Records shown =>
>> start
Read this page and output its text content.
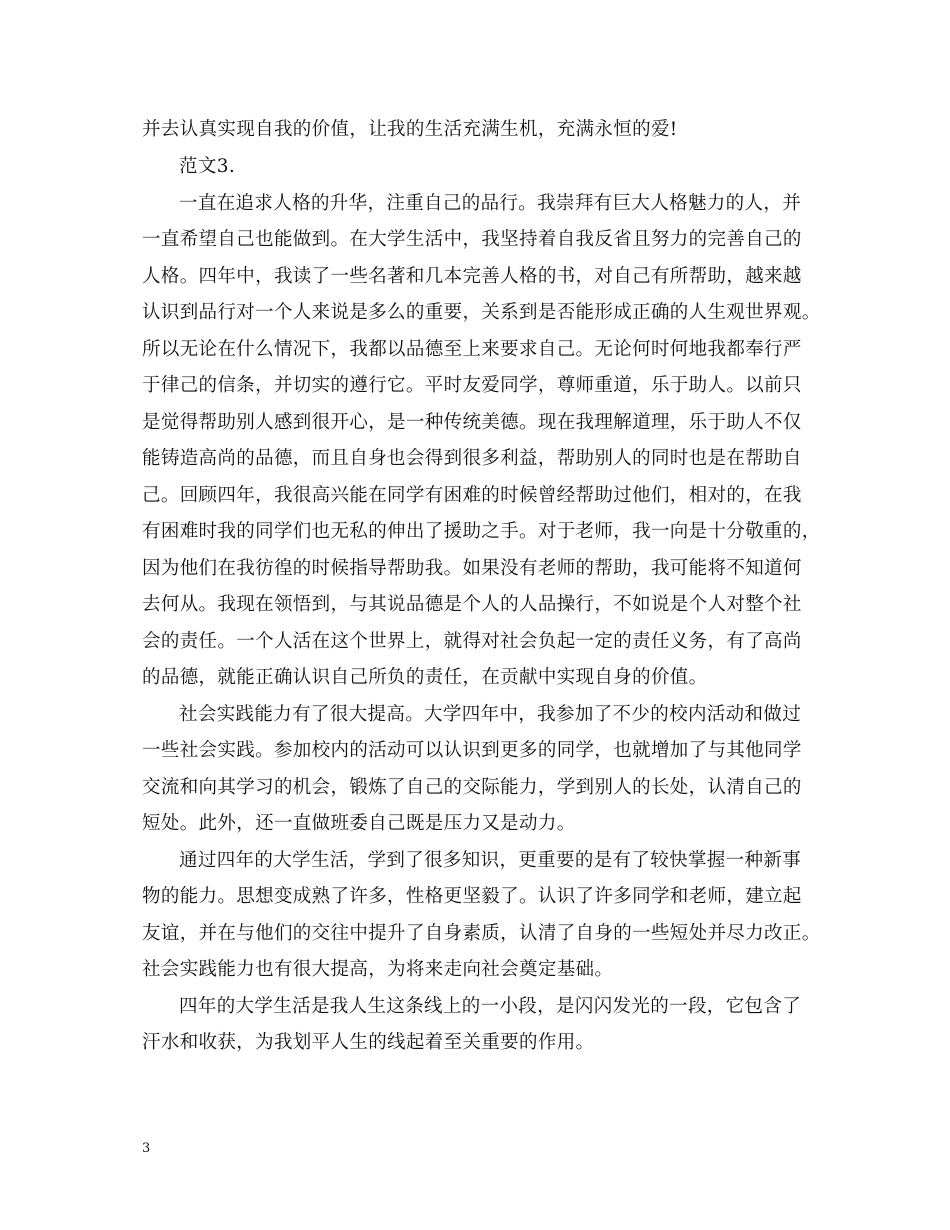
并去认真实现自我的价值，让我的生活充满生机，充满永恒的爱!
范文3.
一直在追求人格的升华，注重自己的品行。我崇拜有巨大人格魅力的人，并
一直希望自己也能做到。在大学生活中，我坚持着自我反省且努力的完善自己的
人格。四年中，我读了一些名著和几本完善人格的书，对自己有所帮助，越来越
认识到品行对一个人来说是多么的重要，关系到是否能形成正确的人生观世界观。
所以无论在什么情况下，我都以品德至上来要求自己。无论何时何地我都奉行严
于律己的信条，并切实的遵行它。平时友爱同学，尊师重道，乐于助人。以前只
是觉得帮助别人感到很开心，是一种传统美德。现在我理解道理，乐于助人不仅
能铸造高尚的品德，而且自身也会得到很多利益，帮助别人的同时也是在帮助自
己。回顾四年，我很高兴能在同学有困难的时候曾经帮助过他们，相对的，在我
有困难时我的同学们也无私的伸出了援助之手。对于老师，我一向是十分敬重的，
因为他们在我彷徨的时候指导帮助我。如果没有老师的帮助，我可能将不知道何
去何从。我现在领悟到，与其说品德是个人的人品操行，不如说是个人对整个社
会的责任。一个人活在这个世界上，就得对社会负起一定的责任义务，有了高尚
的品德，就能正确认识自己所负的责任，在贡献中实现自身的价值。
社会实践能力有了很大提高。大学四年中，我参加了不少的校内活动和做过
一些社会实践。参加校内的活动可以认识到更多的同学，也就增加了与其他同学
交流和向其学习的机会，锻炼了自己的交际能力，学到别人的长处，认清自己的
短处。此外，还一直做班委自己既是压力又是动力。
通过四年的大学生活，学到了很多知识，更重要的是有了较快掌握一种新事
物的能力。思想变成熟了许多，性格更坚毅了。认识了许多同学和老师，建立起
友谊，并在与他们的交往中提升了自身素质，认清了自身的一些短处并尽力改正。
社会实践能力也有很大提高，为将来走向社会奠定基础。
四年的大学生活是我人生这条线上的一小段，是闪闪发光的一段，它包含了
汗水和收获，为我划平人生的线起着至关重要的作用。
3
>> end
Copy out all the entries exactly. Images stay out of the copy.

Finished exercise =>
Read this page and output its text content.
并去认真实现自我的价值，让我的生活充满生机，充满永恒的爱!
范文3.
一直在追求人格的升华，注重自己的品行。我崇拜有巨大人格魅力的人，并
一直希望自己也能做到。在大学生活中，我坚持着自我反省且努力的完善自己的
人格。四年中，我读了一些名著和几本完善人格的书，对自己有所帮助，越来越
认识到品行对一个人来说是多么的重要，关系到是否能形成正确的人生观世界观。
所以无论在什么情况下，我都以品德至上来要求自己。无论何时何地我都奉行严
于律己的信条，并切实的遵行它。平时友爱同学，尊师重道，乐于助人。以前只
是觉得帮助别人感到很开心，是一种传统美德。现在我理解道理，乐于助人不仅
能铸造高尚的品德，而且自身也会得到很多利益，帮助别人的同时也是在帮助自
己。回顾四年，我很高兴能在同学有困难的时候曾经帮助过他们，相对的，在我
有困难时我的同学们也无私的伸出了援助之手。对于老师，我一向是十分敬重的，
因为他们在我彷徨的时候指导帮助我。如果没有老师的帮助，我可能将不知道何
去何从。我现在领悟到，与其说品德是个人的人品操行，不如说是个人对整个社
会的责任。一个人活在这个世界上，就得对社会负起一定的责任义务，有了高尚
的品德，就能正确认识自己所负的责任，在贡献中实现自身的价值。
社会实践能力有了很大提高。大学四年中，我参加了不少的校内活动和做过
一些社会实践。参加校内的活动可以认识到更多的同学，也就增加了与其他同学
交流和向其学习的机会，锻炼了自己的交际能力，学到别人的长处，认清自己的
短处。此外，还一直做班委自己既是压力又是动力。
通过四年的大学生活，学到了很多知识，更重要的是有了较快掌握一种新事
物的能力。思想变成熟了许多，性格更坚毅了。认识了许多同学和老师，建立起
友谊，并在与他们的交往中提升了自身素质，认清了自身的一些短处并尽力改正。
社会实践能力也有很大提高，为将来走向社会奠定基础。
四年的大学生活是我人生这条线上的一小段，是闪闪发光的一段，它包含了
汗水和收获，为我划平人生的线起着至关重要的作用。
3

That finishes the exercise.